RECORDS FOR PROCESSING:
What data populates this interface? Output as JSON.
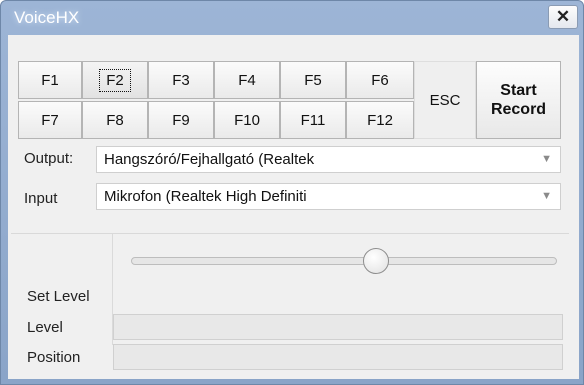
{
  "window": {
    "title": "VoiceHX",
    "close_glyph": "✕"
  },
  "function_keys": {
    "row1": [
      "F1",
      "F2",
      "F3",
      "F4",
      "F5",
      "F6"
    ],
    "row2": [
      "F7",
      "F8",
      "F9",
      "F10",
      "F11",
      "F12"
    ],
    "selected": "F2"
  },
  "esc_label": "ESC",
  "start_record": {
    "line1": "Start",
    "line2": "Record"
  },
  "output": {
    "label": "Output:",
    "value": "Hangszóró/Fejhallgató (Realtek"
  },
  "input": {
    "label": "Input",
    "value": "Mikrofon (Realtek High Definiti"
  },
  "level_panel": {
    "set_level_label": "Set Level",
    "set_level_value": 0.58,
    "level_label": "Level",
    "position_label": "Position"
  }
}
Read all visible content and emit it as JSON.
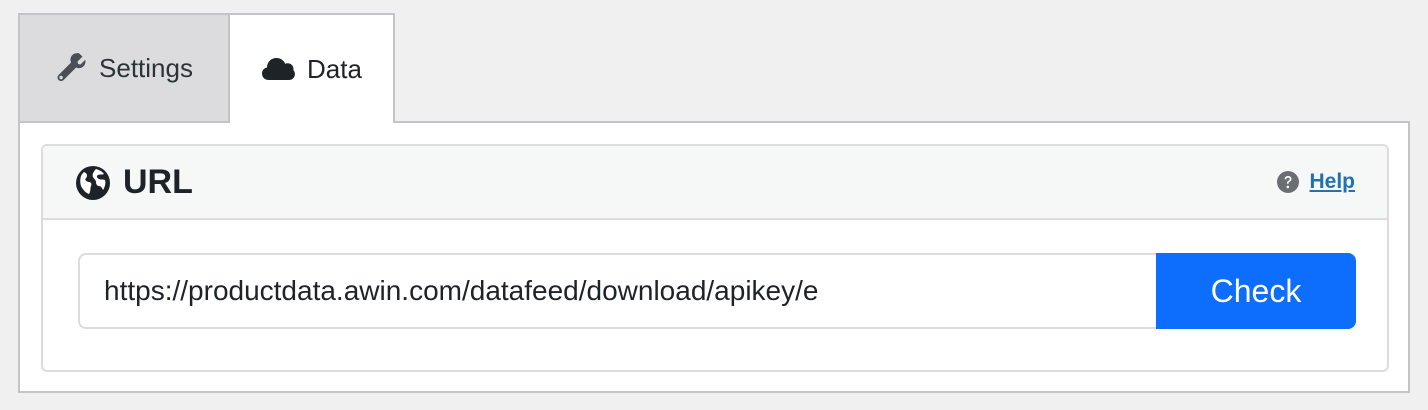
{
  "tabs": [
    {
      "label": "Settings",
      "icon": "wrench-icon",
      "active": false
    },
    {
      "label": "Data",
      "icon": "cloud-icon",
      "active": true
    }
  ],
  "card": {
    "title": "URL",
    "title_icon": "globe-icon",
    "help_label": "Help",
    "help_icon": "question-circle-icon"
  },
  "url_field": {
    "value": "https://productdata.awin.com/datafeed/download/apikey/e"
  },
  "check_button": {
    "label": "Check"
  },
  "colors": {
    "accent": "#0d6efd",
    "link": "#2271b1",
    "inactive_tab": "#dcdcde"
  }
}
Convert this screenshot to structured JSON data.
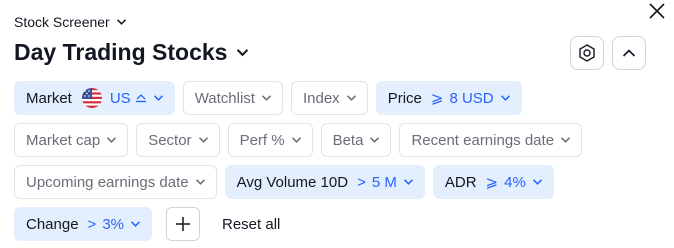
{
  "header": {
    "screener_label": "Stock Screener",
    "title": "Day Trading Stocks"
  },
  "filters": {
    "market": {
      "label": "Market",
      "value": "US"
    },
    "watchlist": {
      "label": "Watchlist"
    },
    "index": {
      "label": "Index"
    },
    "price": {
      "label": "Price",
      "operator": "⩾",
      "value": "8 USD"
    },
    "market_cap": {
      "label": "Market cap"
    },
    "sector": {
      "label": "Sector"
    },
    "perf": {
      "label": "Perf %"
    },
    "beta": {
      "label": "Beta"
    },
    "recent_earnings": {
      "label": "Recent earnings date"
    },
    "upcoming_earnings": {
      "label": "Upcoming earnings date"
    },
    "avg_volume": {
      "label": "Avg Volume 10D",
      "operator": ">",
      "value": "5 M"
    },
    "adr": {
      "label": "ADR",
      "operator": "⩾",
      "value": "4%"
    },
    "change": {
      "label": "Change",
      "operator": ">",
      "value": "3%"
    }
  },
  "actions": {
    "reset_label": "Reset all"
  },
  "colors": {
    "accent": "#2962ff",
    "active_bg": "#e3effd",
    "border": "#e0e3eb"
  },
  "icons": [
    "close-icon",
    "chevron-down-icon",
    "settings-hexagon-icon",
    "chevron-up-icon",
    "us-flag-icon",
    "plus-icon"
  ]
}
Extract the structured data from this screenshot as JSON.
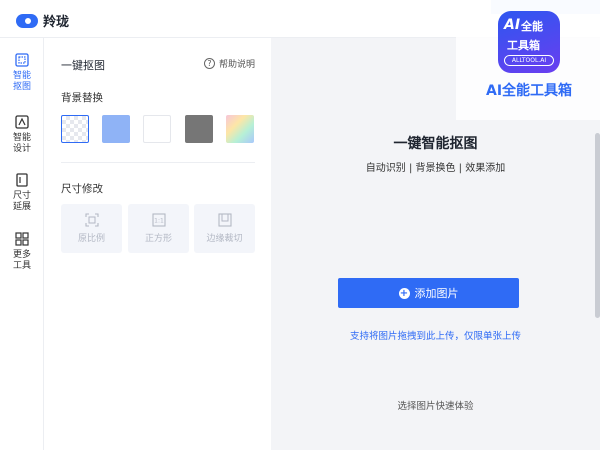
{
  "app": {
    "logo_text": "羚珑"
  },
  "sidebar": {
    "items": [
      {
        "label": "智能\n抠图",
        "icon": "cutout-icon",
        "active": true
      },
      {
        "label": "智能\n设计",
        "icon": "design-icon",
        "active": false
      },
      {
        "label": "尺寸\n延展",
        "icon": "resize-icon",
        "active": false
      },
      {
        "label": "更多\n工具",
        "icon": "grid-icon",
        "active": false
      }
    ]
  },
  "panel": {
    "title": "一键抠图",
    "help_label": "帮助说明",
    "background_section_label": "背景替换",
    "background_swatches": [
      {
        "name": "transparent",
        "color": "transparent"
      },
      {
        "name": "blue",
        "color": "#8fb3f6"
      },
      {
        "name": "white",
        "color": "#ffffff"
      },
      {
        "name": "gray",
        "color": "#767676"
      },
      {
        "name": "gradient",
        "color": "gradient"
      }
    ],
    "size_section_label": "尺寸修改",
    "size_options": [
      {
        "label": "原比例",
        "icon": "original-ratio-icon"
      },
      {
        "label": "正方形",
        "icon": "square-ratio-icon"
      },
      {
        "label": "边缘裁切",
        "icon": "edge-crop-icon"
      }
    ]
  },
  "main": {
    "title": "一键智能抠图",
    "subtitle": "自动识别 | 背景换色 | 效果添加",
    "add_button_label": "添加图片",
    "upload_hint": "支持将图片拖拽到此上传，仅限单张上传",
    "sample_hint": "选择图片快速体验"
  },
  "overlay": {
    "badge_line1": "AI",
    "badge_line2": "全能",
    "badge_line3": "工具箱",
    "badge_url": "ALLTOOL.AI",
    "caption": "AI全能工具箱"
  },
  "colors": {
    "accent": "#2f6bf5",
    "canvas_bg": "#f3f4f7"
  }
}
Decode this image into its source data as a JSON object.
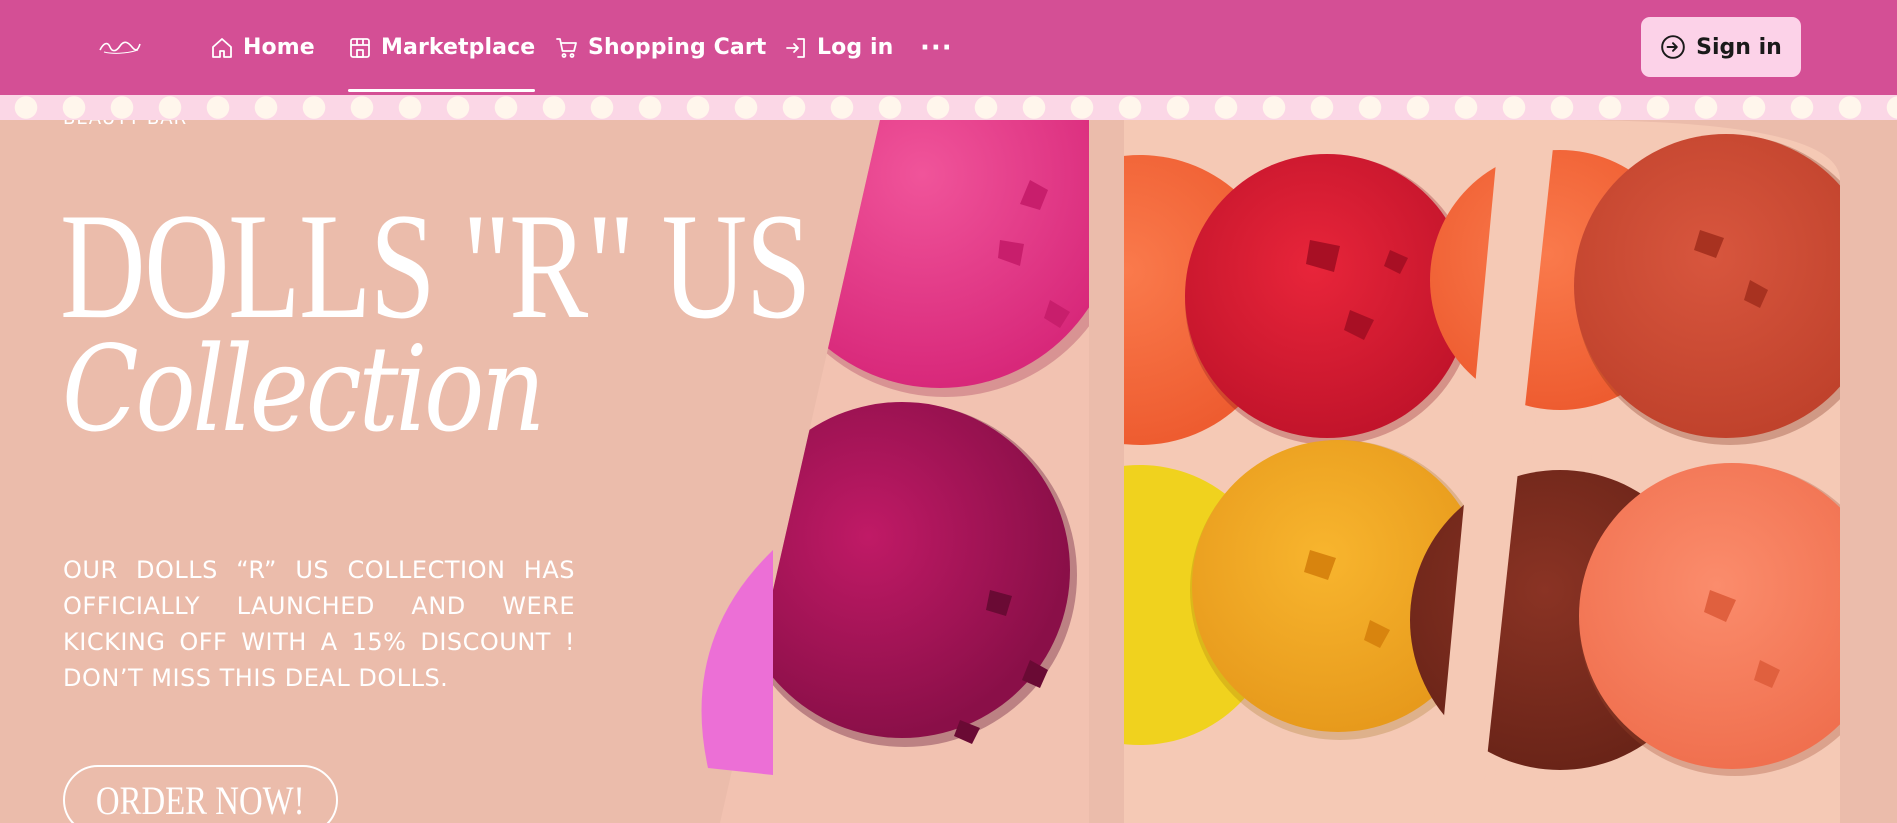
{
  "nav": {
    "logo_icon": "brand-script-logo-icon",
    "items": [
      {
        "label": "Home",
        "icon": "home-icon",
        "active": false
      },
      {
        "label": "Marketplace",
        "icon": "store-icon",
        "active": true
      },
      {
        "label": "Shopping Cart",
        "icon": "cart-icon",
        "active": false
      },
      {
        "label": "Log in",
        "icon": "login-icon",
        "active": false
      }
    ],
    "more_label": "···",
    "signin_label": "Sign in"
  },
  "hero": {
    "cut_label": "BEAUTY BAR",
    "title": "DOLLS \"R\" US",
    "subtitle": "Collection",
    "description": "OUR DOLLS “R” US COLLECTION HAS OFFICIALLY LAUNCHED AND WERE KICKING OFF WITH A 15% DISCOUNT ! DON’T MISS THIS DEAL DOLLS.",
    "cta_label": "ORDER NOW!"
  },
  "colors": {
    "nav_bg": "#d44f95",
    "signin_bg": "#fcd2e8",
    "hero_bg": "#ebbcab",
    "polka_bg": "#fbd7e6",
    "polka_dot": "#fff6ec"
  }
}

WHAT IS BEING ASKED: Omit the images and transcribe all of the records above word for word.

OUTPUT BELOW:
What data populates this interface? Output as JSON.
{
  "window": {
    "title": "VoiceHX",
    "close_glyph": "✕"
  },
  "function_keys": {
    "row1": [
      "F1",
      "F2",
      "F3",
      "F4",
      "F5",
      "F6"
    ],
    "row2": [
      "F7",
      "F8",
      "F9",
      "F10",
      "F11",
      "F12"
    ],
    "selected": "F2"
  },
  "esc_label": "ESC",
  "start_record": {
    "line1": "Start",
    "line2": "Record"
  },
  "output": {
    "label": "Output:",
    "value": "Hangszóró/Fejhallgató (Realtek"
  },
  "input": {
    "label": "Input",
    "value": "Mikrofon (Realtek High Definiti"
  },
  "level_panel": {
    "set_level_label": "Set Level",
    "set_level_value": 0.58,
    "level_label": "Level",
    "position_label": "Position"
  }
}
Read all visible content and emit it as JSON.
{
  "tabs": [
    {
      "label": "Settings",
      "icon": "wrench-icon",
      "active": false
    },
    {
      "label": "Data",
      "icon": "cloud-icon",
      "active": true
    }
  ],
  "card": {
    "title": "URL",
    "title_icon": "globe-icon",
    "help_label": "Help",
    "help_icon": "question-circle-icon"
  },
  "url_field": {
    "value": "https://productdata.awin.com/datafeed/download/apikey/e"
  },
  "check_button": {
    "label": "Check"
  },
  "colors": {
    "accent": "#0d6efd",
    "link": "#2271b1",
    "inactive_tab": "#dcdcde"
  }
}
Convert this screenshot to structured JSON data.
{
  "header": {
    "screener_label": "Stock Screener",
    "title": "Day Trading Stocks"
  },
  "filters": {
    "market": {
      "label": "Market",
      "value": "US"
    },
    "watchlist": {
      "label": "Watchlist"
    },
    "index": {
      "label": "Index"
    },
    "price": {
      "label": "Price",
      "operator": "⩾",
      "value": "8 USD"
    },
    "market_cap": {
      "label": "Market cap"
    },
    "sector": {
      "label": "Sector"
    },
    "perf": {
      "label": "Perf %"
    },
    "beta": {
      "label": "Beta"
    },
    "recent_earnings": {
      "label": "Recent earnings date"
    },
    "upcoming_earnings": {
      "label": "Upcoming earnings date"
    },
    "avg_volume": {
      "label": "Avg Volume 10D",
      "operator": ">",
      "value": "5 M"
    },
    "adr": {
      "label": "ADR",
      "operator": "⩾",
      "value": "4%"
    },
    "change": {
      "label": "Change",
      "operator": ">",
      "value": "3%"
    }
  },
  "actions": {
    "reset_label": "Reset all"
  },
  "colors": {
    "accent": "#2962ff",
    "active_bg": "#e3effd",
    "border": "#e0e3eb"
  },
  "icons": [
    "close-icon",
    "chevron-down-icon",
    "settings-hexagon-icon",
    "chevron-up-icon",
    "us-flag-icon",
    "plus-icon"
  ]
}
Extract the structured data from this screenshot as JSON.
{
  "app": {
    "logo_text": "羚珑"
  },
  "sidebar": {
    "items": [
      {
        "label": "智能\n抠图",
        "icon": "cutout-icon",
        "active": true
      },
      {
        "label": "智能\n设计",
        "icon": "design-icon",
        "active": false
      },
      {
        "label": "尺寸\n延展",
        "icon": "resize-icon",
        "active": false
      },
      {
        "label": "更多\n工具",
        "icon": "grid-icon",
        "active": false
      }
    ]
  },
  "panel": {
    "title": "一键抠图",
    "help_label": "帮助说明",
    "background_section_label": "背景替换",
    "background_swatches": [
      {
        "name": "transparent",
        "color": "transparent"
      },
      {
        "name": "blue",
        "color": "#8fb3f6"
      },
      {
        "name": "white",
        "color": "#ffffff"
      },
      {
        "name": "gray",
        "color": "#767676"
      },
      {
        "name": "gradient",
        "color": "gradient"
      }
    ],
    "size_section_label": "尺寸修改",
    "size_options": [
      {
        "label": "原比例",
        "icon": "original-ratio-icon"
      },
      {
        "label": "正方形",
        "icon": "square-ratio-icon"
      },
      {
        "label": "边缘裁切",
        "icon": "edge-crop-icon"
      }
    ]
  },
  "main": {
    "title": "一键智能抠图",
    "subtitle": "自动识别 | 背景换色 | 效果添加",
    "add_button_label": "添加图片",
    "upload_hint": "支持将图片拖拽到此上传，仅限单张上传",
    "sample_hint": "选择图片快速体验"
  },
  "overlay": {
    "badge_line1": "AI",
    "badge_line2": "全能",
    "badge_line3": "工具箱",
    "badge_url": "ALLTOOL.AI",
    "caption": "AI全能工具箱"
  },
  "colors": {
    "accent": "#2f6bf5",
    "canvas_bg": "#f3f4f7"
  }
}
Decode this image into its source data as a JSON object.
{
  "nav": {
    "logo_icon": "brand-script-logo-icon",
    "items": [
      {
        "label": "Home",
        "icon": "home-icon",
        "active": false
      },
      {
        "label": "Marketplace",
        "icon": "store-icon",
        "active": true
      },
      {
        "label": "Shopping Cart",
        "icon": "cart-icon",
        "active": false
      },
      {
        "label": "Log in",
        "icon": "login-icon",
        "active": false
      }
    ],
    "more_label": "···",
    "signin_label": "Sign in"
  },
  "hero": {
    "cut_label": "BEAUTY BAR",
    "title": "DOLLS \"R\" US",
    "subtitle": "Collection",
    "description": "OUR DOLLS “R” US COLLECTION HAS OFFICIALLY LAUNCHED AND WERE KICKING OFF WITH A 15% DISCOUNT ! DON’T MISS THIS DEAL DOLLS.",
    "cta_label": "ORDER NOW!"
  },
  "colors": {
    "nav_bg": "#d44f95",
    "signin_bg": "#fcd2e8",
    "hero_bg": "#ebbcab",
    "polka_bg": "#fbd7e6",
    "polka_dot": "#fff6ec"
  }
}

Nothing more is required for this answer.